[Records from a data source]

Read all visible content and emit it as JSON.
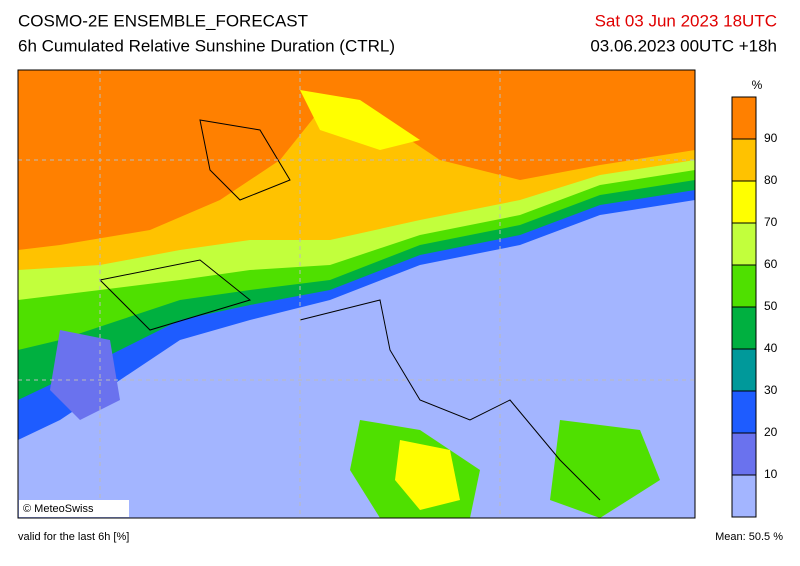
{
  "header": {
    "title": "COSMO-2E ENSEMBLE_FORECAST",
    "subtitle": "6h Cumulated Relative Sunshine Duration (CTRL)",
    "valid_date": "Sat 03 Jun 2023 18UTC",
    "run": "03.06.2023 00UTC +18h"
  },
  "map": {
    "credit": "© MeteoSwiss"
  },
  "colorbar": {
    "unit": "%",
    "lim": [
      0,
      100
    ],
    "ticks": [
      10,
      20,
      30,
      40,
      50,
      60,
      70,
      80,
      90
    ],
    "colors": [
      "#a3b5ff",
      "#6a72ee",
      "#1e5cff",
      "#00999a",
      "#00b040",
      "#4fe000",
      "#c2ff3c",
      "#ffff00",
      "#ffc200",
      "#ff8000"
    ]
  },
  "footer": {
    "validity": "valid for the last 6h [%]",
    "mean": "Mean:  50.5 %"
  }
}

• STATED PROBLEM: Word for word, quote the lines above. Omit the pictures.

• SOLUTION TO THIS TASK:
Read all visible content and emit it as JSON.
{
  "header": {
    "title": "COSMO-2E ENSEMBLE_FORECAST",
    "subtitle": "6h Cumulated Relative Sunshine Duration (CTRL)",
    "valid_date": "Sat 03 Jun 2023 18UTC",
    "run": "03.06.2023 00UTC +18h"
  },
  "map": {
    "credit": "© MeteoSwiss"
  },
  "colorbar": {
    "unit": "%",
    "lim": [
      0,
      100
    ],
    "ticks": [
      10,
      20,
      30,
      40,
      50,
      60,
      70,
      80,
      90
    ],
    "colors": [
      "#a3b5ff",
      "#6a72ee",
      "#1e5cff",
      "#00999a",
      "#00b040",
      "#4fe000",
      "#c2ff3c",
      "#ffff00",
      "#ffc200",
      "#ff8000"
    ]
  },
  "footer": {
    "validity": "valid for the last 6h [%]",
    "mean": "Mean:  50.5 %"
  }
}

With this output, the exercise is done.